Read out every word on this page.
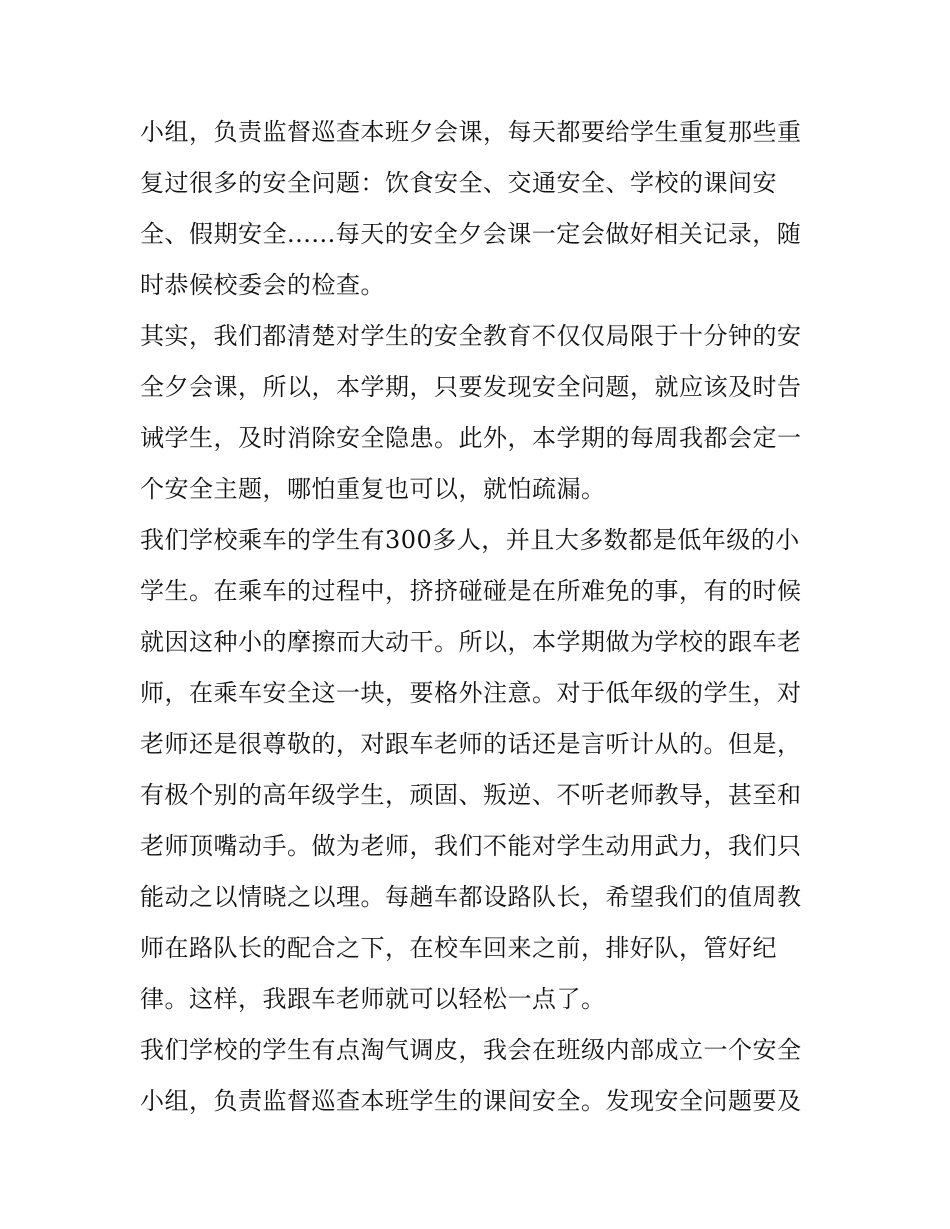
小组，负责监督巡查本班夕会课，每天都要给学生重复那些重
复过很多的安全问题：饮食安全、交通安全、学校的课间安
全、假期安全......每天的安全夕会课一定会做好相关记录，随
时恭候校委会的检查。
其实，我们都清楚对学生的安全教育不仅仅局限于十分钟的安
全夕会课，所以，本学期，只要发现安全问题，就应该及时告
诫学生，及时消除安全隐患。此外，本学期的每周我都会定一
个安全主题，哪怕重复也可以，就怕疏漏。
我们学校乘车的学生有300多人，并且大多数都是低年级的小
学生。在乘车的过程中，挤挤碰碰是在所难免的事，有的时候
就因这种小的摩擦而大动干。所以，本学期做为学校的跟车老
师，在乘车安全这一块，要格外注意。对于低年级的学生，对
老师还是很尊敬的，对跟车老师的话还是言听计从的。但是，
有极个别的高年级学生，顽固、叛逆、不听老师教导，甚至和
老师顶嘴动手。做为老师，我们不能对学生动用武力，我们只
能动之以情晓之以理。每趟车都设路队长，希望我们的值周教
师在路队长的配合之下，在校车回来之前，排好队，管好纪
律。这样，我跟车老师就可以轻松一点了。
我们学校的学生有点淘气调皮，我会在班级内部成立一个安全
小组，负责监督巡查本班学生的课间安全。发现安全问题要及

[Goal] Each record must be quoted in full and exactly. Do not include the pictures.

[Answer to the exercise]
Read out every word on this page.
小组，负责监督巡查本班夕会课，每天都要给学生重复那些重
复过很多的安全问题：饮食安全、交通安全、学校的课间安
全、假期安全......每天的安全夕会课一定会做好相关记录，随
时恭候校委会的检查。
其实，我们都清楚对学生的安全教育不仅仅局限于十分钟的安
全夕会课，所以，本学期，只要发现安全问题，就应该及时告
诫学生，及时消除安全隐患。此外，本学期的每周我都会定一
个安全主题，哪怕重复也可以，就怕疏漏。
我们学校乘车的学生有300多人，并且大多数都是低年级的小
学生。在乘车的过程中，挤挤碰碰是在所难免的事，有的时候
就因这种小的摩擦而大动干。所以，本学期做为学校的跟车老
师，在乘车安全这一块，要格外注意。对于低年级的学生，对
老师还是很尊敬的，对跟车老师的话还是言听计从的。但是，
有极个别的高年级学生，顽固、叛逆、不听老师教导，甚至和
老师顶嘴动手。做为老师，我们不能对学生动用武力，我们只
能动之以情晓之以理。每趟车都设路队长，希望我们的值周教
师在路队长的配合之下，在校车回来之前，排好队，管好纪
律。这样，我跟车老师就可以轻松一点了。
我们学校的学生有点淘气调皮，我会在班级内部成立一个安全
小组，负责监督巡查本班学生的课间安全。发现安全问题要及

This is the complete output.